(Stored dataset items)
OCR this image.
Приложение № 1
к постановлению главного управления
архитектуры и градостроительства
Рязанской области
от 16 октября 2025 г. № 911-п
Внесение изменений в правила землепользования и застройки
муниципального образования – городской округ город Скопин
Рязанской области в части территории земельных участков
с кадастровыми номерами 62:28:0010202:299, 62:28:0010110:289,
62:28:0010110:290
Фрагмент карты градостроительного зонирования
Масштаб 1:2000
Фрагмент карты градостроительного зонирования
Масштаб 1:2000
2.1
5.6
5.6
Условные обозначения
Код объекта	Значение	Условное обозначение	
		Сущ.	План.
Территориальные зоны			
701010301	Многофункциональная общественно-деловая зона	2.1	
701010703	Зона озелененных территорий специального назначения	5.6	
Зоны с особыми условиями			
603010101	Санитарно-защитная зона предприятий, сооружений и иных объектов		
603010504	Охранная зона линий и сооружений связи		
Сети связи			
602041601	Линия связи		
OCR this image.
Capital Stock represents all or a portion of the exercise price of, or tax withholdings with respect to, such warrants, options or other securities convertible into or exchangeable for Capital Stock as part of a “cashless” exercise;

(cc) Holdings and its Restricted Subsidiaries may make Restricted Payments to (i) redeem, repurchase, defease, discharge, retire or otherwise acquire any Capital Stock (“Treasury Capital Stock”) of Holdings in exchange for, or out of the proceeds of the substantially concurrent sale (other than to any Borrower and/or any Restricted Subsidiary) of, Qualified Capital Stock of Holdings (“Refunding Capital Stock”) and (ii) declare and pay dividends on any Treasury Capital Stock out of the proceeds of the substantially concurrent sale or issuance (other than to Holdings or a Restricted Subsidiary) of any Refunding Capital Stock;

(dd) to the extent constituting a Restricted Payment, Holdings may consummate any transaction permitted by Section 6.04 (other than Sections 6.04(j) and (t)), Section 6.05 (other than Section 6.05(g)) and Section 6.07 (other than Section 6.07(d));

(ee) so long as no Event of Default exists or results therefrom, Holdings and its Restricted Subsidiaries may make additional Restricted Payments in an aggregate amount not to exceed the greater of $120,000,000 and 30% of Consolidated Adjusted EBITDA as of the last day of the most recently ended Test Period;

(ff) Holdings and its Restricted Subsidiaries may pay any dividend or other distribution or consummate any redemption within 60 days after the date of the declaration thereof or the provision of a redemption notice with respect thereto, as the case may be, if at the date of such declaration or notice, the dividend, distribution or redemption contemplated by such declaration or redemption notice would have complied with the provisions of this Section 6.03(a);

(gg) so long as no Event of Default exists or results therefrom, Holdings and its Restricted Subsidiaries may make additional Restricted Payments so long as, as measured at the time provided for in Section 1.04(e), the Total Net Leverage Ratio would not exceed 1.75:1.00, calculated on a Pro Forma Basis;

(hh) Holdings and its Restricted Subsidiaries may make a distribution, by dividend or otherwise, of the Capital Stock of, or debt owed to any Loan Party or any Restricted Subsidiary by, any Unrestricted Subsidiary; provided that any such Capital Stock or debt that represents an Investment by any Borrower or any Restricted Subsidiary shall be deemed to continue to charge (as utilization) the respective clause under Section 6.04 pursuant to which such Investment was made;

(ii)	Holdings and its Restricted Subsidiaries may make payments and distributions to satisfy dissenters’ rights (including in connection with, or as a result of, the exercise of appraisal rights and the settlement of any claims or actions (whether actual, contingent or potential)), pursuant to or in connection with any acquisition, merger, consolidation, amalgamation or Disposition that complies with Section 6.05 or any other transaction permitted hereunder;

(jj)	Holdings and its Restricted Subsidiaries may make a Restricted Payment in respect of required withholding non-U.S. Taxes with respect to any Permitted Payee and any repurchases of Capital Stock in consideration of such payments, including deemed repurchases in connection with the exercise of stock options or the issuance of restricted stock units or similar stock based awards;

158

REQUEST.
Copy all lines in the listing above where the string "связи" appears.

TASK RESULT.
603010504	Охранная зона линий и сооружений связи		
Сети связи			
602041601	Линия связи		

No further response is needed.